#### [WRITTEN TASK]
The records below are to be quoted in full; please keep every word exact.

(Dataset listings of figures)
------------------------------------

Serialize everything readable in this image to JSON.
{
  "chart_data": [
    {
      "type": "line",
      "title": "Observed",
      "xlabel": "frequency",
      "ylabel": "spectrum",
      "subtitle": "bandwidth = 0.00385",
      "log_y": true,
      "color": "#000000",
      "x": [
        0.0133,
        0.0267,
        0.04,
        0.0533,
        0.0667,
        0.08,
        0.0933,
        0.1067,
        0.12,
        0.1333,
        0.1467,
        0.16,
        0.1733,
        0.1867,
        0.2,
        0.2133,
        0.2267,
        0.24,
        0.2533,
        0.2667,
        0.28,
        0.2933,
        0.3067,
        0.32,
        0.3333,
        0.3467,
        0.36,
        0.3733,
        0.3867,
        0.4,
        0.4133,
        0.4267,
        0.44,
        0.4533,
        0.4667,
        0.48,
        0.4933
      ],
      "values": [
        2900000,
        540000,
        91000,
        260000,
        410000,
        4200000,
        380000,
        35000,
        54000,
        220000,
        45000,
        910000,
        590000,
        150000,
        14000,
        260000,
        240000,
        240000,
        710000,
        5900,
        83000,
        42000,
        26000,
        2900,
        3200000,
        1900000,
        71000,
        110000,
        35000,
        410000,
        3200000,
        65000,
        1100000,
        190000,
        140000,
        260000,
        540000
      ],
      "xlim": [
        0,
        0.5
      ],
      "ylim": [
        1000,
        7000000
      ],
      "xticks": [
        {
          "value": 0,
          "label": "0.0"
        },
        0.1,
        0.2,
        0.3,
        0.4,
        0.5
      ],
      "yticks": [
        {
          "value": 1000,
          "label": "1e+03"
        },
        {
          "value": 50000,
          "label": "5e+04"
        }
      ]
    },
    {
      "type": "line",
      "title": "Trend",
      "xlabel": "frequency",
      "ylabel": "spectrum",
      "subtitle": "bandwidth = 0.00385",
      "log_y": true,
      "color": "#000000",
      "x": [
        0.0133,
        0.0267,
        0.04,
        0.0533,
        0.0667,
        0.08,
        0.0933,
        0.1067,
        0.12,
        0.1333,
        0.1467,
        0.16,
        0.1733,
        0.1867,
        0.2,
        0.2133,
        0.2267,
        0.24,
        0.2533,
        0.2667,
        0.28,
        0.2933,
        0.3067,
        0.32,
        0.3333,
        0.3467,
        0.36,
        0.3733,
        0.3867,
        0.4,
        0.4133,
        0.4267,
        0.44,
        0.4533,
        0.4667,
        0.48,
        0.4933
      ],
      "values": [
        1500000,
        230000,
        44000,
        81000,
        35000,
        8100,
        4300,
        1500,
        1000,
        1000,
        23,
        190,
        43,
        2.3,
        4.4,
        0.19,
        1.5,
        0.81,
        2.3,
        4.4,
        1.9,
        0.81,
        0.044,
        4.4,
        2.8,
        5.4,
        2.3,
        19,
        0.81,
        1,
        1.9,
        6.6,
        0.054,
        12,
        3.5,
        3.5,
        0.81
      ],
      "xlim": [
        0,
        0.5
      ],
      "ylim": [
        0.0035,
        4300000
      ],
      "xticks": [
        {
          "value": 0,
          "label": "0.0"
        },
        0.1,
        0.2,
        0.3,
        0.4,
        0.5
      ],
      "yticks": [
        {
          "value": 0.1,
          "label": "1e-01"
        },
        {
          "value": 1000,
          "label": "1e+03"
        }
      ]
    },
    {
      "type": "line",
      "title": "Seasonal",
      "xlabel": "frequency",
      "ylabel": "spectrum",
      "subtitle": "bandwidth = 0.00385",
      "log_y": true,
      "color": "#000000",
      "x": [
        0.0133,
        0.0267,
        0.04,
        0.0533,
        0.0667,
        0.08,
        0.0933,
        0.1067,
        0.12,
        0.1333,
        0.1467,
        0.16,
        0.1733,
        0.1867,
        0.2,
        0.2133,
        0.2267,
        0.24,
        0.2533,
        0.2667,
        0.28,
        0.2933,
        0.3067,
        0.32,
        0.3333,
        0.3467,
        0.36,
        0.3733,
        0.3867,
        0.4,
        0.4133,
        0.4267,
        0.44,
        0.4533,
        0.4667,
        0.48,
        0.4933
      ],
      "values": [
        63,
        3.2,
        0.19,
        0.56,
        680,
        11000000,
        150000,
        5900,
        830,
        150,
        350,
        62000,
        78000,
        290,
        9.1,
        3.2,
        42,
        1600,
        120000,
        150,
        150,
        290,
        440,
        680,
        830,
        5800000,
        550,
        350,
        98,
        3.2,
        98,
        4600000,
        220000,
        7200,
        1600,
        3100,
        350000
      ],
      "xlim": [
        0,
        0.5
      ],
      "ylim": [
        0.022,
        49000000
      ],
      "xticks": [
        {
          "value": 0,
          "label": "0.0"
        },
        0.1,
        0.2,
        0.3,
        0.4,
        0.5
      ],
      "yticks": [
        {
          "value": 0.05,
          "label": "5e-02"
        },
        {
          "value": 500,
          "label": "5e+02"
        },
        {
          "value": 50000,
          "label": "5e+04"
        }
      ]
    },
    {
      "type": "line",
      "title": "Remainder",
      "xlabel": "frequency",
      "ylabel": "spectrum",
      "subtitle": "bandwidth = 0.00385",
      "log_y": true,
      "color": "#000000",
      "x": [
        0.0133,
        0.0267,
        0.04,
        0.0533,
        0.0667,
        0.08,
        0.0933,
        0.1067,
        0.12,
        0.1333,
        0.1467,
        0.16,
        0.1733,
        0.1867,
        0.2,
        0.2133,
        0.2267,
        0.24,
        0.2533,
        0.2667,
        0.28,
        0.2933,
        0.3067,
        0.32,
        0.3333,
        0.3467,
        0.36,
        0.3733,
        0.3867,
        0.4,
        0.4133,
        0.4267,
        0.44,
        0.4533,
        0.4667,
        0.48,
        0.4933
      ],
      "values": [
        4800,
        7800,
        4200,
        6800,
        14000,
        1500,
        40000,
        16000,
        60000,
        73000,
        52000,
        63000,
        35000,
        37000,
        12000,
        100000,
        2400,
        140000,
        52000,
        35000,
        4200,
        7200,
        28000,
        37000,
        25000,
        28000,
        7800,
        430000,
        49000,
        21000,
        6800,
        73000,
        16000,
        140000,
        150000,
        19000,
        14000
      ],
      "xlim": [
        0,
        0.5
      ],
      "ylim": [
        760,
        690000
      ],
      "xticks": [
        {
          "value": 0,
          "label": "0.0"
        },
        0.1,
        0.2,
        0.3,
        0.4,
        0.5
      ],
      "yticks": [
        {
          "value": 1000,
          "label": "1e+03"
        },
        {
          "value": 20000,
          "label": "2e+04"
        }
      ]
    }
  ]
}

------------------------------------

#### [WRITTEN RESPONSE]
Serialize everything readable in this image to JSON.
{
  "chart_data": [
    {
      "type": "line",
      "title": "Observed",
      "xlabel": "frequency",
      "ylabel": "spectrum",
      "subtitle": "bandwidth = 0.00385",
      "log_y": true,
      "color": "#000000",
      "x": [
        0.0133,
        0.0267,
        0.04,
        0.0533,
        0.0667,
        0.08,
        0.0933,
        0.1067,
        0.12,
        0.1333,
        0.1467,
        0.16,
        0.1733,
        0.1867,
        0.2,
        0.2133,
        0.2267,
        0.24,
        0.2533,
        0.2667,
        0.28,
        0.2933,
        0.3067,
        0.32,
        0.3333,
        0.3467,
        0.36,
        0.3733,
        0.3867,
        0.4,
        0.4133,
        0.4267,
        0.44,
        0.4533,
        0.4667,
        0.48,
        0.4933
      ],
      "values": [
        2900000,
        540000,
        91000,
        260000,
        410000,
        4200000,
        380000,
        35000,
        54000,
        220000,
        45000,
        910000,
        590000,
        150000,
        14000,
        260000,
        240000,
        240000,
        710000,
        5900,
        83000,
        42000,
        26000,
        2900,
        3200000,
        1900000,
        71000,
        110000,
        35000,
        410000,
        3200000,
        65000,
        1100000,
        190000,
        140000,
        260000,
        540000
      ],
      "xlim": [
        0,
        0.5
      ],
      "ylim": [
        1000,
        7000000
      ],
      "xticks": [
        {
          "value": 0,
          "label": "0.0"
        },
        0.1,
        0.2,
        0.3,
        0.4,
        0.5
      ],
      "yticks": [
        {
          "value": 1000,
          "label": "1e+03"
        },
        {
          "value": 50000,
          "label": "5e+04"
        }
      ]
    },
    {
      "type": "line",
      "title": "Trend",
      "xlabel": "frequency",
      "ylabel": "spectrum",
      "subtitle": "bandwidth = 0.00385",
      "log_y": true,
      "color": "#000000",
      "x": [
        0.0133,
        0.0267,
        0.04,
        0.0533,
        0.0667,
        0.08,
        0.0933,
        0.1067,
        0.12,
        0.1333,
        0.1467,
        0.16,
        0.1733,
        0.1867,
        0.2,
        0.2133,
        0.2267,
        0.24,
        0.2533,
        0.2667,
        0.28,
        0.2933,
        0.3067,
        0.32,
        0.3333,
        0.3467,
        0.36,
        0.3733,
        0.3867,
        0.4,
        0.4133,
        0.4267,
        0.44,
        0.4533,
        0.4667,
        0.48,
        0.4933
      ],
      "values": [
        1500000,
        230000,
        44000,
        81000,
        35000,
        8100,
        4300,
        1500,
        1000,
        1000,
        23,
        190,
        43,
        2.3,
        4.4,
        0.19,
        1.5,
        0.81,
        2.3,
        4.4,
        1.9,
        0.81,
        0.044,
        4.4,
        2.8,
        5.4,
        2.3,
        19,
        0.81,
        1,
        1.9,
        6.6,
        0.054,
        12,
        3.5,
        3.5,
        0.81
      ],
      "xlim": [
        0,
        0.5
      ],
      "ylim": [
        0.0035,
        4300000
      ],
      "xticks": [
        {
          "value": 0,
          "label": "0.0"
        },
        0.1,
        0.2,
        0.3,
        0.4,
        0.5
      ],
      "yticks": [
        {
          "value": 0.1,
          "label": "1e-01"
        },
        {
          "value": 1000,
          "label": "1e+03"
        }
      ]
    },
    {
      "type": "line",
      "title": "Seasonal",
      "xlabel": "frequency",
      "ylabel": "spectrum",
      "subtitle": "bandwidth = 0.00385",
      "log_y": true,
      "color": "#000000",
      "x": [
        0.0133,
        0.0267,
        0.04,
        0.0533,
        0.0667,
        0.08,
        0.0933,
        0.1067,
        0.12,
        0.1333,
        0.1467,
        0.16,
        0.1733,
        0.1867,
        0.2,
        0.2133,
        0.2267,
        0.24,
        0.2533,
        0.2667,
        0.28,
        0.2933,
        0.3067,
        0.32,
        0.3333,
        0.3467,
        0.36,
        0.3733,
        0.3867,
        0.4,
        0.4133,
        0.4267,
        0.44,
        0.4533,
        0.4667,
        0.48,
        0.4933
      ],
      "values": [
        63,
        3.2,
        0.19,
        0.56,
        680,
        11000000,
        150000,
        5900,
        830,
        150,
        350,
        62000,
        78000,
        290,
        9.1,
        3.2,
        42,
        1600,
        120000,
        150,
        150,
        290,
        440,
        680,
        830,
        5800000,
        550,
        350,
        98,
        3.2,
        98,
        4600000,
        220000,
        7200,
        1600,
        3100,
        350000
      ],
      "xlim": [
        0,
        0.5
      ],
      "ylim": [
        0.022,
        49000000
      ],
      "xticks": [
        {
          "value": 0,
          "label": "0.0"
        },
        0.1,
        0.2,
        0.3,
        0.4,
        0.5
      ],
      "yticks": [
        {
          "value": 0.05,
          "label": "5e-02"
        },
        {
          "value": 500,
          "label": "5e+02"
        },
        {
          "value": 50000,
          "label": "5e+04"
        }
      ]
    },
    {
      "type": "line",
      "title": "Remainder",
      "xlabel": "frequency",
      "ylabel": "spectrum",
      "subtitle": "bandwidth = 0.00385",
      "log_y": true,
      "color": "#000000",
      "x": [
        0.0133,
        0.0267,
        0.04,
        0.0533,
        0.0667,
        0.08,
        0.0933,
        0.1067,
        0.12,
        0.1333,
        0.1467,
        0.16,
        0.1733,
        0.1867,
        0.2,
        0.2133,
        0.2267,
        0.24,
        0.2533,
        0.2667,
        0.28,
        0.2933,
        0.3067,
        0.32,
        0.3333,
        0.3467,
        0.36,
        0.3733,
        0.3867,
        0.4,
        0.4133,
        0.4267,
        0.44,
        0.4533,
        0.4667,
        0.48,
        0.4933
      ],
      "values": [
        4800,
        7800,
        4200,
        6800,
        14000,
        1500,
        40000,
        16000,
        60000,
        73000,
        52000,
        63000,
        35000,
        37000,
        12000,
        100000,
        2400,
        140000,
        52000,
        35000,
        4200,
        7200,
        28000,
        37000,
        25000,
        28000,
        7800,
        430000,
        49000,
        21000,
        6800,
        73000,
        16000,
        140000,
        150000,
        19000,
        14000
      ],
      "xlim": [
        0,
        0.5
      ],
      "ylim": [
        760,
        690000
      ],
      "xticks": [
        {
          "value": 0,
          "label": "0.0"
        },
        0.1,
        0.2,
        0.3,
        0.4,
        0.5
      ],
      "yticks": [
        {
          "value": 1000,
          "label": "1e+03"
        },
        {
          "value": 20000,
          "label": "2e+04"
        }
      ]
    }
  ]
}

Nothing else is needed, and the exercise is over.